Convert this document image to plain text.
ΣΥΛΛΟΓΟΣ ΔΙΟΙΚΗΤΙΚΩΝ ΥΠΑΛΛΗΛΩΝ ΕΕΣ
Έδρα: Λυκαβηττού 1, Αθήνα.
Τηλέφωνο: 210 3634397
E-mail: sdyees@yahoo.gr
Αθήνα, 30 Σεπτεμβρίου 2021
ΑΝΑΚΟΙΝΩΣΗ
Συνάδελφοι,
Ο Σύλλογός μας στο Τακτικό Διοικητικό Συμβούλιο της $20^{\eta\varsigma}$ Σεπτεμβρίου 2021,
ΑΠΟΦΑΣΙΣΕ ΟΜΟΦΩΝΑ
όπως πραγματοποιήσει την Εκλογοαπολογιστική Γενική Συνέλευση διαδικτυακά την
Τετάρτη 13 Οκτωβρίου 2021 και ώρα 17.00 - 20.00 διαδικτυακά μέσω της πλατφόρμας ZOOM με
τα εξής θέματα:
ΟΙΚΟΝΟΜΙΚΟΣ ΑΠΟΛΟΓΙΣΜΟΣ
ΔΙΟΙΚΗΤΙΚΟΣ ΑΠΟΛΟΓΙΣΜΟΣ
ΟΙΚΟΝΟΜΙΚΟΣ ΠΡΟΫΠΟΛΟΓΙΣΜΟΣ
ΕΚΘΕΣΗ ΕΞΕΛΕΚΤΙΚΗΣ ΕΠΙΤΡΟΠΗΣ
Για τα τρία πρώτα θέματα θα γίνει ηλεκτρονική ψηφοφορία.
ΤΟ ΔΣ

━━━

## TASK INSTRUCTIONS
Word for word, quote all of the data above.

## CORRECT RESULT
Convert this document image to plain text.
ΣΥΛΛΟΓΟΣ ΔΙΟΙΚΗΤΙΚΩΝ ΥΠΑΛΛΗΛΩΝ ΕΕΣ
Έδρα: Λυκαβηττού 1, Αθήνα.
Τηλέφωνο: 210 3634397
E-mail: sdyees@yahoo.gr
Αθήνα, 30 Σεπτεμβρίου 2021
ΑΝΑΚΟΙΝΩΣΗ
Συνάδελφοι,
Ο Σύλλογός μας στο Τακτικό Διοικητικό Συμβούλιο της $20^{\eta\varsigma}$ Σεπτεμβρίου 2021,
ΑΠΟΦΑΣΙΣΕ ΟΜΟΦΩΝΑ
όπως πραγματοποιήσει την Εκλογοαπολογιστική Γενική Συνέλευση διαδικτυακά την
Τετάρτη 13 Οκτωβρίου 2021 και ώρα 17.00 - 20.00 διαδικτυακά μέσω της πλατφόρμας ZOOM με
τα εξής θέματα:
ΟΙΚΟΝΟΜΙΚΟΣ ΑΠΟΛΟΓΙΣΜΟΣ
ΔΙΟΙΚΗΤΙΚΟΣ ΑΠΟΛΟΓΙΣΜΟΣ
ΟΙΚΟΝΟΜΙΚΟΣ ΠΡΟΫΠΟΛΟΓΙΣΜΟΣ
ΕΚΘΕΣΗ ΕΞΕΛΕΚΤΙΚΗΣ ΕΠΙΤΡΟΠΗΣ
Για τα τρία πρώτα θέματα θα γίνει ηλεκτρονική ψηφοφορία.
ΤΟ ΔΣ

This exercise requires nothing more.